=== Exercise ===
From the listing below, extract each line containing the string "range".
>> Begin Extracted entries
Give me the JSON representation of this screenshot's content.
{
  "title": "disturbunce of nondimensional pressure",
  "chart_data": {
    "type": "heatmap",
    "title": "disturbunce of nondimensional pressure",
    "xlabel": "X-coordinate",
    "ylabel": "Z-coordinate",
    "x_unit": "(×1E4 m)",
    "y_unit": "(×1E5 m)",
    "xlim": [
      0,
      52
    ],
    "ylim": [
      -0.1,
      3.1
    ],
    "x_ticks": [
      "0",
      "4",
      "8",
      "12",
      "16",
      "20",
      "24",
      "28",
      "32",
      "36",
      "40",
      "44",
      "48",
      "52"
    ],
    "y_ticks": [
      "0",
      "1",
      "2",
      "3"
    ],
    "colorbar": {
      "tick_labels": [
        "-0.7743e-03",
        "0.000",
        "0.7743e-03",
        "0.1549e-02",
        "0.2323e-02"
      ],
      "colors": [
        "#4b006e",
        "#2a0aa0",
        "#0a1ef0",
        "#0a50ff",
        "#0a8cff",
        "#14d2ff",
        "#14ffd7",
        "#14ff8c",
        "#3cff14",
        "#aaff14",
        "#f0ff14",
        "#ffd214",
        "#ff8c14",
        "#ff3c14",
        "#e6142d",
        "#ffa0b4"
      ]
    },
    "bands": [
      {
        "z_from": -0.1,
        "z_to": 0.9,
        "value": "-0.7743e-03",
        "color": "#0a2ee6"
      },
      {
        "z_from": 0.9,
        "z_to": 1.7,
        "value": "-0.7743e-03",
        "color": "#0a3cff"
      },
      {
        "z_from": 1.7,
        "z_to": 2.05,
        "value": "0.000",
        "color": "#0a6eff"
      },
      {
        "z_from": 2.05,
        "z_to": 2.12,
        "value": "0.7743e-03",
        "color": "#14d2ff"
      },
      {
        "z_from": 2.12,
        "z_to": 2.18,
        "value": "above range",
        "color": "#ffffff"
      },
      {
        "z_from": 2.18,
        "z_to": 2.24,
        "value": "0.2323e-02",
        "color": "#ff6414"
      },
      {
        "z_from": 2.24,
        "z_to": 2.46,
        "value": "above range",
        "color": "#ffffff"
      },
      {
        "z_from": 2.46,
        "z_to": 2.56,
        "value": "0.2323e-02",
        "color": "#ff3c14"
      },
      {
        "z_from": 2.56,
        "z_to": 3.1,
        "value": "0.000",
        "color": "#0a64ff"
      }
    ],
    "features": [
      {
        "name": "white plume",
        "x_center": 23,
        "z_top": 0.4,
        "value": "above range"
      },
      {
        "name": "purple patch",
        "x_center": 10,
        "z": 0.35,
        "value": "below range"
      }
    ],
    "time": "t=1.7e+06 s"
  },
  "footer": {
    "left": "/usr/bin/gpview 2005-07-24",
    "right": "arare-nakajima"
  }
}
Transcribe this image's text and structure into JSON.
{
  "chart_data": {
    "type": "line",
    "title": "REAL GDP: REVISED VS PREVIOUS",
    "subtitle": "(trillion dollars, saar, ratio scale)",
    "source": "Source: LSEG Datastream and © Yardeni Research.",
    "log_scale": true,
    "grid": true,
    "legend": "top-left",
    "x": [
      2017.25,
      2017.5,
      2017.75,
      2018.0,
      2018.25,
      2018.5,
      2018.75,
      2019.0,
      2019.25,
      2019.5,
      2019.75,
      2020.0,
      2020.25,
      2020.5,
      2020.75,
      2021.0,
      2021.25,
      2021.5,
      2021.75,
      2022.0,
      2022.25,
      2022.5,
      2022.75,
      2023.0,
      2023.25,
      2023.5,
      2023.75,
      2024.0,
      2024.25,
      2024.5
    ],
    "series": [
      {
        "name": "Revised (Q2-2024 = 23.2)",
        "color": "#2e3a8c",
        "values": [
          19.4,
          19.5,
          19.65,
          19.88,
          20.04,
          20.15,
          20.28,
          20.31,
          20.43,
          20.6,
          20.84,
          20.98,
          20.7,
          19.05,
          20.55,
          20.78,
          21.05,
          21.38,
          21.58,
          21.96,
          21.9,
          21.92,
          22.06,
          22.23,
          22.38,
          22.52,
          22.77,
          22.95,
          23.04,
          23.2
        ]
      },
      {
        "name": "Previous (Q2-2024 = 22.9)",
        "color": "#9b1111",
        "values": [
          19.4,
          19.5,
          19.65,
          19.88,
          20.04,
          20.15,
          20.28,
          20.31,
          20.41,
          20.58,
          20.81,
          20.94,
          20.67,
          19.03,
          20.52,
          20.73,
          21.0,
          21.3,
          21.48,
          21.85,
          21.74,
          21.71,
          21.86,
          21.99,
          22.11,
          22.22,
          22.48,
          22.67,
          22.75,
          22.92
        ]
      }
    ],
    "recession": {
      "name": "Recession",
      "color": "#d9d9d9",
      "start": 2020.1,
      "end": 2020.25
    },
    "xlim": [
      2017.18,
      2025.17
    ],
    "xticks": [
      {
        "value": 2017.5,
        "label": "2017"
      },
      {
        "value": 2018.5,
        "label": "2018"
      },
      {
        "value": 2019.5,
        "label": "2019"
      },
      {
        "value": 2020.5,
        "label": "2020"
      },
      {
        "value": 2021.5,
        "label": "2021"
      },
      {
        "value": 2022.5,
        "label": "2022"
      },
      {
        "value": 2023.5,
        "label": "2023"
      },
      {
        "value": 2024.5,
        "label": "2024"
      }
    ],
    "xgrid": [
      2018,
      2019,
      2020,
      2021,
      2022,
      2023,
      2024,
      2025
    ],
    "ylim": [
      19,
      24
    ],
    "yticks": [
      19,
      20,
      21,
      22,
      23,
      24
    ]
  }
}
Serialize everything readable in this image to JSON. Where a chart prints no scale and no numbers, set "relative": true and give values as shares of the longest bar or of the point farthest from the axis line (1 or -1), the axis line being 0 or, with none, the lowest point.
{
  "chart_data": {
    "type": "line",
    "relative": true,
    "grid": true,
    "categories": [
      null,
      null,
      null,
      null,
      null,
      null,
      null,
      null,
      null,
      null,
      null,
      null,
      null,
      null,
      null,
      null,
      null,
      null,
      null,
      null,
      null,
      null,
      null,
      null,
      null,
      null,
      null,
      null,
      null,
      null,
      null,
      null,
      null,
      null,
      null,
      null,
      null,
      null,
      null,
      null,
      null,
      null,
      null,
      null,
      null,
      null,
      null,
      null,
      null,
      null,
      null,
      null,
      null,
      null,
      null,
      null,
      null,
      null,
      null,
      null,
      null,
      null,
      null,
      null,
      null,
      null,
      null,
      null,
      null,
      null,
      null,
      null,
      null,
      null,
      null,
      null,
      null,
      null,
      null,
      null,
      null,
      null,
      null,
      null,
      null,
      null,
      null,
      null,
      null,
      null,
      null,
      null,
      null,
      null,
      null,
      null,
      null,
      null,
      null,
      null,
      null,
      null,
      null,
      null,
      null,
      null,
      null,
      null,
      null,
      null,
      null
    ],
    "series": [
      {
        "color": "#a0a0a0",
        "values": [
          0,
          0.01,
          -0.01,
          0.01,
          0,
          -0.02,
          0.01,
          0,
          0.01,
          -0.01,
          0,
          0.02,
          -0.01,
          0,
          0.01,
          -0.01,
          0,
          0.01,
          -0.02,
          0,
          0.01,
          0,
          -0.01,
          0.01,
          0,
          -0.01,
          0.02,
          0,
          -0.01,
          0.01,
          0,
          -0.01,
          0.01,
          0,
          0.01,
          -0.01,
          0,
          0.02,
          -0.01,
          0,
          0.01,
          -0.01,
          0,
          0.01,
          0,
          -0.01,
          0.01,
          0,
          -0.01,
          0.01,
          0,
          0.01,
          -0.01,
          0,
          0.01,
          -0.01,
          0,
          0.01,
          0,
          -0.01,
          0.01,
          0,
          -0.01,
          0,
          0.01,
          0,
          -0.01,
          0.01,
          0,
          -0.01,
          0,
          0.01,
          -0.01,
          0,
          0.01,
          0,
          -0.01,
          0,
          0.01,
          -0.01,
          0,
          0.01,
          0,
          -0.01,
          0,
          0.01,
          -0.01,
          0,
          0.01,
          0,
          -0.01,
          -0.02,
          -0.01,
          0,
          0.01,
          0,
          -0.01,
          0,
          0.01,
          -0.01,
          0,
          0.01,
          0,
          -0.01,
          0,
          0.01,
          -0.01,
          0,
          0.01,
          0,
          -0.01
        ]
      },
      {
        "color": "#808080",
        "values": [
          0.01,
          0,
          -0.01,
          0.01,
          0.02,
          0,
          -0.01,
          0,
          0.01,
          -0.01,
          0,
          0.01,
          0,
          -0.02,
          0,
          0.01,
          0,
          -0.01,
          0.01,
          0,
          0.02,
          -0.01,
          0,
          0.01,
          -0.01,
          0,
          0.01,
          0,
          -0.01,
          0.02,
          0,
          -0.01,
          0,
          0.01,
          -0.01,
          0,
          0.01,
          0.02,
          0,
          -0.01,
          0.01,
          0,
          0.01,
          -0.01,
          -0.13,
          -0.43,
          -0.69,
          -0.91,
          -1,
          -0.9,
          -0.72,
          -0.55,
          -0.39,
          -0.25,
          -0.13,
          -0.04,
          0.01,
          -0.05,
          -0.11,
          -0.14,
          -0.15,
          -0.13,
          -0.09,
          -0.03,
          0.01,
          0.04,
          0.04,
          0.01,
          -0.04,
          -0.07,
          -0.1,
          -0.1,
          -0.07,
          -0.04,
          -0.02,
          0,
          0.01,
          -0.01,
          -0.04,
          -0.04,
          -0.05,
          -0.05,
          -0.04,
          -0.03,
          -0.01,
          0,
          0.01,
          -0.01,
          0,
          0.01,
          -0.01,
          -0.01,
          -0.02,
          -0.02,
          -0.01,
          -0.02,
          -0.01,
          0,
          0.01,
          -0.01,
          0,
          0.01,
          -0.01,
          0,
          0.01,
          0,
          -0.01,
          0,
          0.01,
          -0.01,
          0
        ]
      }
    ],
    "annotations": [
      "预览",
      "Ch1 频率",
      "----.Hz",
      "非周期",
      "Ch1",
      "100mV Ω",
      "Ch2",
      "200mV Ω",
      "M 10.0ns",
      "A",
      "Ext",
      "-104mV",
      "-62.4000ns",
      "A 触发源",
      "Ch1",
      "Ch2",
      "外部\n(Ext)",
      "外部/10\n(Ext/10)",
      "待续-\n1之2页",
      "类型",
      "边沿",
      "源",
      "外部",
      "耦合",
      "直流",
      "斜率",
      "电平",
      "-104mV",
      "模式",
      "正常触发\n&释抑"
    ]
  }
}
>> End Extracted entries
=== Task response ===
        "value": "above range",
        "value": "above range",
        "value": "above range"
        "value": "below range"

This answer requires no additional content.